TASK DETAILS:
Lines that include the word "text" are the ones to copy.

- - - - - - -

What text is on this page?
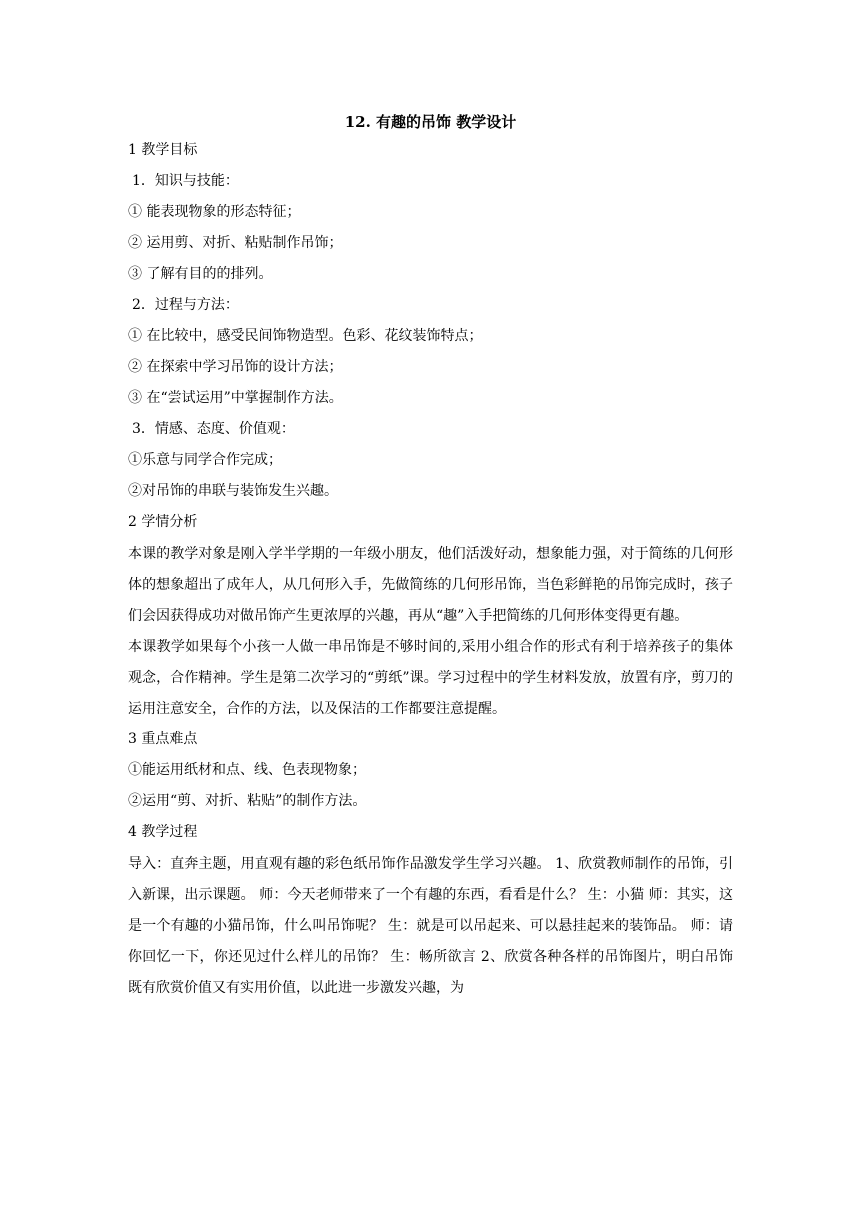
12. 有趣的吊饰 教学设计
1 教学目标
1．知识与技能：
① 能表现物象的形态特征；
② 运用剪、对折、粘贴制作吊饰；
③ 了解有目的的排列。
2．过程与方法：
① 在比较中，感受民间饰物造型。色彩、花纹装饰特点；
② 在探索中学习吊饰的设计方法；
③ 在“尝试运用”中掌握制作方法。
3．情感、态度、价值观：
①乐意与同学合作完成；
②对吊饰的串联与装饰发生兴趣。
2 学情分析
本课的教学对象是刚入学半学期的一年级小朋友，他们活泼好动，想象能力强，对于简练的几何形体的想象超出了成年人，从几何形入手，先做简练的几何形吊饰，当色彩鲜艳的吊饰完成时，孩子们会因获得成功对做吊饰产生更浓厚的兴趣，再从“趣”入手把简练的几何形体变得更有趣。
本课教学如果每个小孩一人做一串吊饰是不够时间的,采用小组合作的形式有利于培养孩子的集体观念，合作精神。学生是第二次学习的“剪纸”课。学习过程中的学生材料发放，放置有序，剪刀的运用注意安全，合作的方法，以及保洁的工作都要注意提醒。
3 重点难点
①能运用纸材和点、线、色表现物象；
②运用“剪、对折、粘贴”的制作方法。
4 教学过程
导入：直奔主题，用直观有趣的彩色纸吊饰作品激发学生学习兴趣。 1、欣赏教师制作的吊饰，引入新课，出示课题。 师：今天老师带来了一个有趣的东西，看看是什么？ 生：小猫 师：其实，这是一个有趣的小猫吊饰，什么叫吊饰呢？ 生：就是可以吊起来、可以悬挂起来的装饰品。 师：请你回忆一下，你还见过什么样儿的吊饰？ 生：畅所欲言 2、欣赏各种各样的吊饰图片，明白吊饰既有欣赏价值又有实用价值，以此进一步激发兴趣，为
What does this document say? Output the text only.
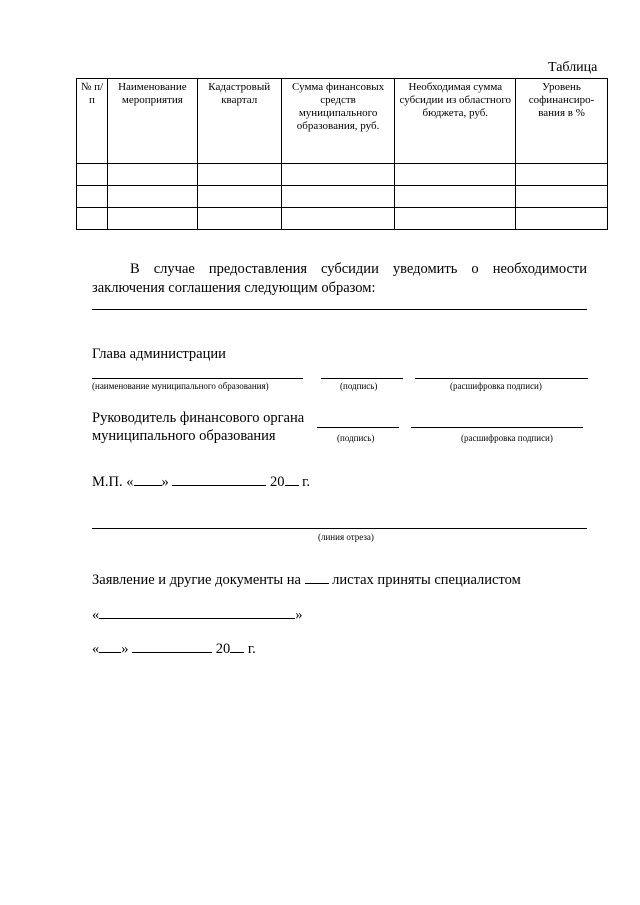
Таблица
№ п/п	Наименование мероприятия	Кадастровый квартал	Сумма финансовых средств муниципального образования, руб.	Необходимая сумма субсидии из областного бюджета, руб.	Уровень софинансиро-вания в %

В случае предоставления субсидии уведомить о необходимости заключения соглашения следующим образом:
Глава администрации
(наименование муниципального образования)	(подпись)	(расшифровка подписи)
Руководитель финансового органа
муниципального образования	(подпись)	(расшифровка подписи)
М.П. « »	20 г.
(линия отреза)
Заявление и другие документы на листах приняты специалистом
«	»
« »	20 г.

- - - - - - -

THE REPLY:
What text is on this page?
What does this document say? Output the text only.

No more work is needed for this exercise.